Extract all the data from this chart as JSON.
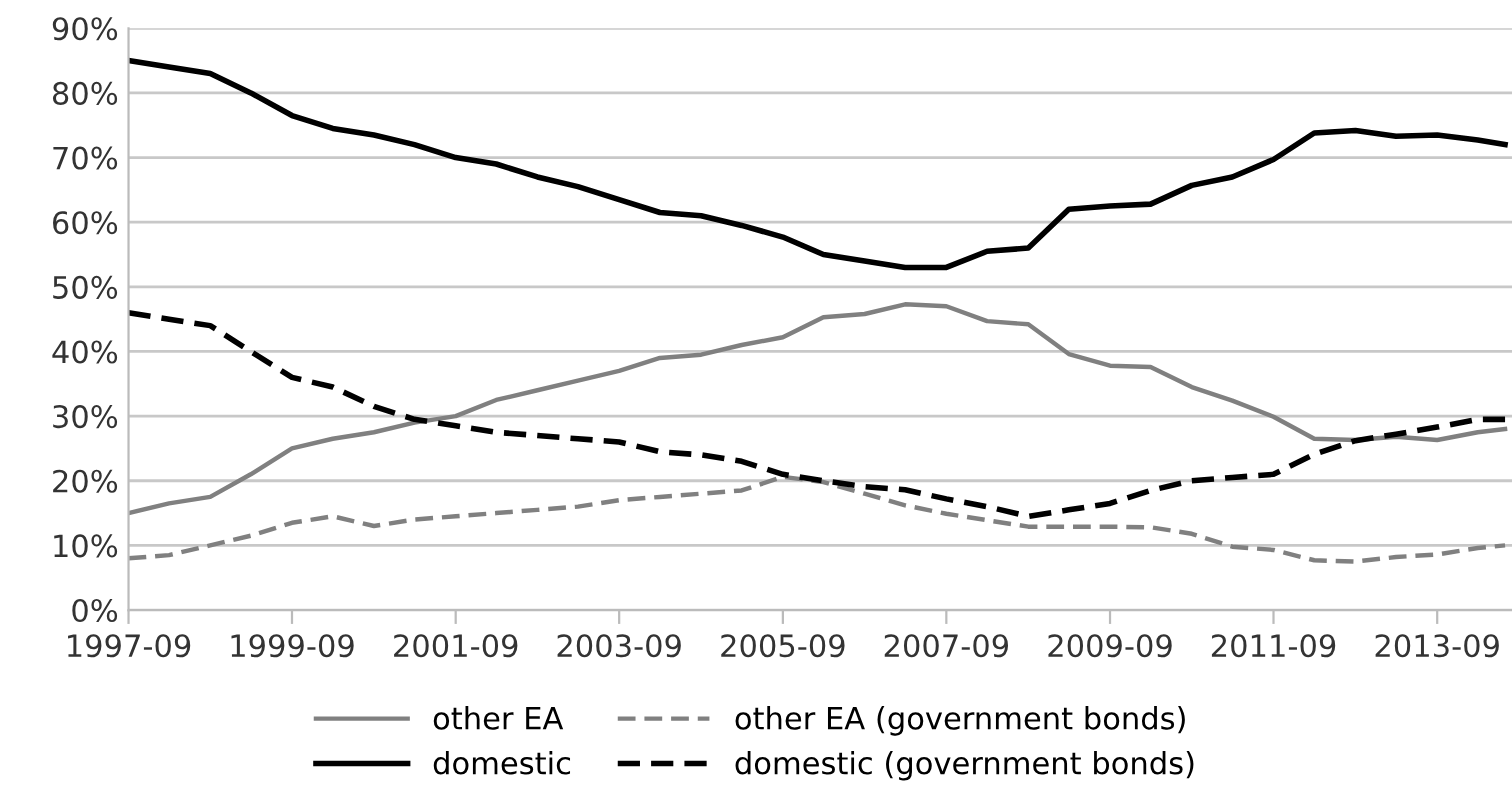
{
  "chart_data": {
    "type": "line",
    "x": [
      "1997-09",
      "1998-03",
      "1998-09",
      "1999-03",
      "1999-09",
      "2000-03",
      "2000-09",
      "2001-03",
      "2001-09",
      "2002-03",
      "2002-09",
      "2003-03",
      "2003-09",
      "2004-03",
      "2004-09",
      "2005-03",
      "2005-09",
      "2006-03",
      "2006-09",
      "2007-03",
      "2007-09",
      "2008-03",
      "2008-09",
      "2009-03",
      "2009-09",
      "2010-03",
      "2010-09",
      "2011-03",
      "2011-09",
      "2012-03",
      "2012-09",
      "2013-03",
      "2013-09",
      "2014-03",
      "2014-07"
    ],
    "series": [
      {
        "name": "other EA",
        "color": "#808080",
        "line_style": "solid",
        "values": [
          15,
          16.5,
          17.5,
          21,
          25,
          26.5,
          27.5,
          29,
          30,
          32.5,
          34,
          35.5,
          37,
          39,
          39.5,
          41,
          42.2,
          45.3,
          45.8,
          47.3,
          47,
          44.7,
          44.2,
          39.6,
          37.8,
          37.6,
          34.5,
          32.4,
          29.9,
          26.5,
          26.3,
          26.8,
          26.3,
          27.5,
          28
        ]
      },
      {
        "name": "domestic",
        "color": "#000000",
        "line_style": "solid",
        "values": [
          85,
          84,
          83,
          80,
          76.5,
          74.5,
          73.5,
          72,
          70,
          69,
          67,
          65.5,
          63.5,
          61.5,
          61,
          59.5,
          57.7,
          55,
          54,
          53,
          53,
          55.5,
          56,
          62,
          62.5,
          62.8,
          65.7,
          67,
          69.7,
          73.8,
          74.2,
          73.3,
          73.5,
          72.7,
          72
        ]
      },
      {
        "name": "other EA (government bonds)",
        "color": "#808080",
        "line_style": "dashed",
        "values": [
          8,
          8.5,
          10,
          11.5,
          13.5,
          14.5,
          13,
          14,
          14.5,
          15,
          15.5,
          16,
          17,
          17.5,
          18,
          18.5,
          20.6,
          19.8,
          18,
          16.2,
          14.9,
          13.9,
          12.9,
          12.9,
          12.9,
          12.8,
          11.8,
          9.8,
          9.3,
          7.7,
          7.5,
          8.2,
          8.6,
          9.6,
          10
        ]
      },
      {
        "name": "domestic (government bonds)",
        "color": "#000000",
        "line_style": "dashed",
        "values": [
          46,
          45,
          44,
          40,
          36,
          34.5,
          31.5,
          29.5,
          28.5,
          27.5,
          27,
          26.5,
          26,
          24.5,
          24,
          23,
          21,
          20,
          19.1,
          18.6,
          17.2,
          16,
          14.5,
          15.5,
          16.5,
          18.5,
          20,
          20.5,
          21,
          24.1,
          26.2,
          27.2,
          28.3,
          29.5,
          29.5
        ]
      }
    ],
    "xlim": [
      "1997-09",
      "2014-08"
    ],
    "xticks": [
      "1997-09",
      "1999-09",
      "2001-09",
      "2003-09",
      "2005-09",
      "2007-09",
      "2009-09",
      "2011-09",
      "2013-09"
    ],
    "ylim": [
      0,
      90
    ],
    "yticks": [
      {
        "value": 0,
        "label": "0%"
      },
      {
        "value": 10,
        "label": "10%"
      },
      {
        "value": 20,
        "label": "20%"
      },
      {
        "value": 30,
        "label": "30%"
      },
      {
        "value": 40,
        "label": "40%"
      },
      {
        "value": 50,
        "label": "50%"
      },
      {
        "value": 60,
        "label": "60%"
      },
      {
        "value": 70,
        "label": "70%"
      },
      {
        "value": 80,
        "label": "80%"
      },
      {
        "value": 90,
        "label": "90%"
      }
    ],
    "grid": "y",
    "legend": "bottom",
    "marker": "none"
  }
}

§

**The task**. Exactly reproduce the entries above, minus the pictures.

**Solution for this task**.
Extract all the data from this chart as JSON.
{
  "chart_data": {
    "type": "line",
    "x": [
      "1997-09",
      "1998-03",
      "1998-09",
      "1999-03",
      "1999-09",
      "2000-03",
      "2000-09",
      "2001-03",
      "2001-09",
      "2002-03",
      "2002-09",
      "2003-03",
      "2003-09",
      "2004-03",
      "2004-09",
      "2005-03",
      "2005-09",
      "2006-03",
      "2006-09",
      "2007-03",
      "2007-09",
      "2008-03",
      "2008-09",
      "2009-03",
      "2009-09",
      "2010-03",
      "2010-09",
      "2011-03",
      "2011-09",
      "2012-03",
      "2012-09",
      "2013-03",
      "2013-09",
      "2014-03",
      "2014-07"
    ],
    "series": [
      {
        "name": "other EA",
        "color": "#808080",
        "line_style": "solid",
        "values": [
          15,
          16.5,
          17.5,
          21,
          25,
          26.5,
          27.5,
          29,
          30,
          32.5,
          34,
          35.5,
          37,
          39,
          39.5,
          41,
          42.2,
          45.3,
          45.8,
          47.3,
          47,
          44.7,
          44.2,
          39.6,
          37.8,
          37.6,
          34.5,
          32.4,
          29.9,
          26.5,
          26.3,
          26.8,
          26.3,
          27.5,
          28
        ]
      },
      {
        "name": "domestic",
        "color": "#000000",
        "line_style": "solid",
        "values": [
          85,
          84,
          83,
          80,
          76.5,
          74.5,
          73.5,
          72,
          70,
          69,
          67,
          65.5,
          63.5,
          61.5,
          61,
          59.5,
          57.7,
          55,
          54,
          53,
          53,
          55.5,
          56,
          62,
          62.5,
          62.8,
          65.7,
          67,
          69.7,
          73.8,
          74.2,
          73.3,
          73.5,
          72.7,
          72
        ]
      },
      {
        "name": "other EA (government bonds)",
        "color": "#808080",
        "line_style": "dashed",
        "values": [
          8,
          8.5,
          10,
          11.5,
          13.5,
          14.5,
          13,
          14,
          14.5,
          15,
          15.5,
          16,
          17,
          17.5,
          18,
          18.5,
          20.6,
          19.8,
          18,
          16.2,
          14.9,
          13.9,
          12.9,
          12.9,
          12.9,
          12.8,
          11.8,
          9.8,
          9.3,
          7.7,
          7.5,
          8.2,
          8.6,
          9.6,
          10
        ]
      },
      {
        "name": "domestic (government bonds)",
        "color": "#000000",
        "line_style": "dashed",
        "values": [
          46,
          45,
          44,
          40,
          36,
          34.5,
          31.5,
          29.5,
          28.5,
          27.5,
          27,
          26.5,
          26,
          24.5,
          24,
          23,
          21,
          20,
          19.1,
          18.6,
          17.2,
          16,
          14.5,
          15.5,
          16.5,
          18.5,
          20,
          20.5,
          21,
          24.1,
          26.2,
          27.2,
          28.3,
          29.5,
          29.5
        ]
      }
    ],
    "xlim": [
      "1997-09",
      "2014-08"
    ],
    "xticks": [
      "1997-09",
      "1999-09",
      "2001-09",
      "2003-09",
      "2005-09",
      "2007-09",
      "2009-09",
      "2011-09",
      "2013-09"
    ],
    "ylim": [
      0,
      90
    ],
    "yticks": [
      {
        "value": 0,
        "label": "0%"
      },
      {
        "value": 10,
        "label": "10%"
      },
      {
        "value": 20,
        "label": "20%"
      },
      {
        "value": 30,
        "label": "30%"
      },
      {
        "value": 40,
        "label": "40%"
      },
      {
        "value": 50,
        "label": "50%"
      },
      {
        "value": 60,
        "label": "60%"
      },
      {
        "value": 70,
        "label": "70%"
      },
      {
        "value": 80,
        "label": "80%"
      },
      {
        "value": 90,
        "label": "90%"
      }
    ],
    "grid": "y",
    "legend": "bottom",
    "marker": "none"
  }
}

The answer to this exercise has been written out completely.